[Figure dataset records]
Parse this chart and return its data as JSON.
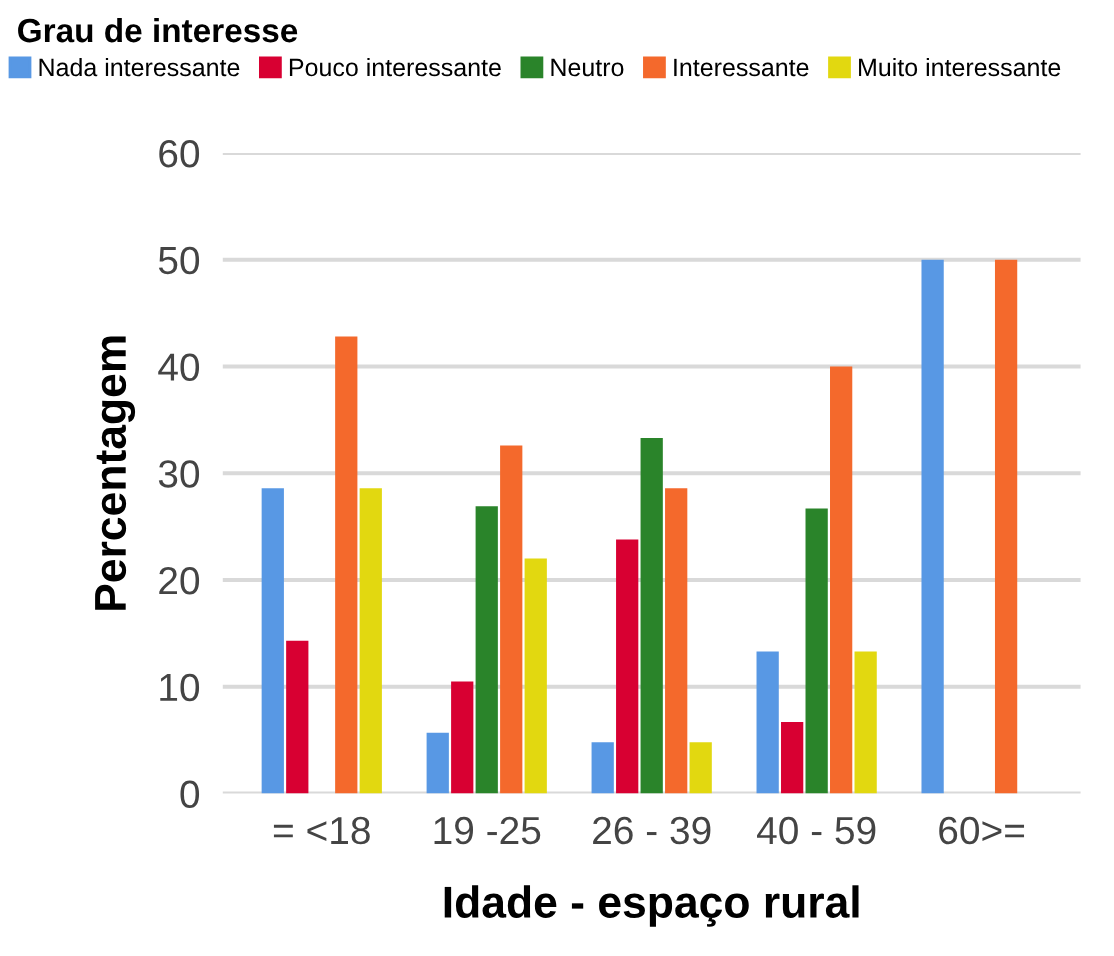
{
  "chart_data": {
    "type": "bar",
    "legend_title": "Grau de interesse",
    "xlabel": "Idade - espaço rural",
    "ylabel": "Percentagem",
    "categories": [
      "= <18",
      "19 -25",
      "26 - 39",
      "40 - 59",
      "60>="
    ],
    "series": [
      {
        "name": "Nada interessante",
        "color": "#5898e4",
        "values": [
          28.6,
          5.7,
          4.8,
          13.3,
          50
        ]
      },
      {
        "name": "Pouco interessante",
        "color": "#d80032",
        "values": [
          14.3,
          10.5,
          23.8,
          6.7,
          0
        ]
      },
      {
        "name": "Neutro",
        "color": "#2a842a",
        "values": [
          0,
          26.9,
          33.3,
          26.7,
          0
        ]
      },
      {
        "name": "Interessante",
        "color": "#f4692c",
        "values": [
          42.8,
          32.6,
          28.6,
          40,
          50
        ]
      },
      {
        "name": "Muito interessante",
        "color": "#e2d810",
        "values": [
          28.6,
          22.0,
          4.8,
          13.3,
          0
        ]
      }
    ],
    "ylim": [
      0,
      60
    ],
    "yticks": [
      0,
      10,
      20,
      30,
      40,
      50,
      60
    ],
    "grid": "y",
    "legend": "top"
  }
}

## Exercise objective
Copy the records exactly. Skip the pictures.

## Final result
Parse this chart and return its data as JSON.
{
  "chart_data": {
    "type": "bar",
    "legend_title": "Grau de interesse",
    "xlabel": "Idade - espaço rural",
    "ylabel": "Percentagem",
    "categories": [
      "= <18",
      "19 -25",
      "26 - 39",
      "40 - 59",
      "60>="
    ],
    "series": [
      {
        "name": "Nada interessante",
        "color": "#5898e4",
        "values": [
          28.6,
          5.7,
          4.8,
          13.3,
          50
        ]
      },
      {
        "name": "Pouco interessante",
        "color": "#d80032",
        "values": [
          14.3,
          10.5,
          23.8,
          6.7,
          0
        ]
      },
      {
        "name": "Neutro",
        "color": "#2a842a",
        "values": [
          0,
          26.9,
          33.3,
          26.7,
          0
        ]
      },
      {
        "name": "Interessante",
        "color": "#f4692c",
        "values": [
          42.8,
          32.6,
          28.6,
          40,
          50
        ]
      },
      {
        "name": "Muito interessante",
        "color": "#e2d810",
        "values": [
          28.6,
          22.0,
          4.8,
          13.3,
          0
        ]
      }
    ],
    "ylim": [
      0,
      60
    ],
    "yticks": [
      0,
      10,
      20,
      30,
      40,
      50,
      60
    ],
    "grid": "y",
    "legend": "top"
  }
}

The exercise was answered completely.